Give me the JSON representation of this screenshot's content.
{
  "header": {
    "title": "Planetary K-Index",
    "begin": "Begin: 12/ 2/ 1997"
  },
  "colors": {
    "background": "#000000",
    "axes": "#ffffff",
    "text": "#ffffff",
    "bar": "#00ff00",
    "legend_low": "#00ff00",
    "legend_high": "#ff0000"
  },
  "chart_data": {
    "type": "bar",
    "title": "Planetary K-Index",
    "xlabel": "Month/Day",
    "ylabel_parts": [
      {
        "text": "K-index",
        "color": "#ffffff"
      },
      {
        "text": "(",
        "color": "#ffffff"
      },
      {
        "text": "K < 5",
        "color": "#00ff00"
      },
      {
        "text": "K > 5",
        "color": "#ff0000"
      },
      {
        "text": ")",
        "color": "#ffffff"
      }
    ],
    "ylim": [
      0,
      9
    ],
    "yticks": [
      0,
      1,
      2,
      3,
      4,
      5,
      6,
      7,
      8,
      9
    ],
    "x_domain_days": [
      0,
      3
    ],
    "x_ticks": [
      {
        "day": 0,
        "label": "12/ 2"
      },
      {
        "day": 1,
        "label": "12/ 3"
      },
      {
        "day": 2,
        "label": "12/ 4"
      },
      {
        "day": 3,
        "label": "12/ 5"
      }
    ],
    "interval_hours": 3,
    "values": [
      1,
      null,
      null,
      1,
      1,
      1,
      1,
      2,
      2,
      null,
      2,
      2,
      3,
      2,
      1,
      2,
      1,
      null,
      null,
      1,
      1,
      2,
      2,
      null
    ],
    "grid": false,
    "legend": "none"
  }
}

Direction: Copy out the full listing exactly.

Answer for the task:
Give me the JSON representation of this screenshot's content.
{
  "header": {
    "title": "Planetary K-Index",
    "begin": "Begin: 12/ 2/ 1997"
  },
  "colors": {
    "background": "#000000",
    "axes": "#ffffff",
    "text": "#ffffff",
    "bar": "#00ff00",
    "legend_low": "#00ff00",
    "legend_high": "#ff0000"
  },
  "chart_data": {
    "type": "bar",
    "title": "Planetary K-Index",
    "xlabel": "Month/Day",
    "ylabel_parts": [
      {
        "text": "K-index",
        "color": "#ffffff"
      },
      {
        "text": "(",
        "color": "#ffffff"
      },
      {
        "text": "K < 5",
        "color": "#00ff00"
      },
      {
        "text": "K > 5",
        "color": "#ff0000"
      },
      {
        "text": ")",
        "color": "#ffffff"
      }
    ],
    "ylim": [
      0,
      9
    ],
    "yticks": [
      0,
      1,
      2,
      3,
      4,
      5,
      6,
      7,
      8,
      9
    ],
    "x_domain_days": [
      0,
      3
    ],
    "x_ticks": [
      {
        "day": 0,
        "label": "12/ 2"
      },
      {
        "day": 1,
        "label": "12/ 3"
      },
      {
        "day": 2,
        "label": "12/ 4"
      },
      {
        "day": 3,
        "label": "12/ 5"
      }
    ],
    "interval_hours": 3,
    "values": [
      1,
      null,
      null,
      1,
      1,
      1,
      1,
      2,
      2,
      null,
      2,
      2,
      3,
      2,
      1,
      2,
      1,
      null,
      null,
      1,
      1,
      2,
      2,
      null
    ],
    "grid": false,
    "legend": "none"
  }
}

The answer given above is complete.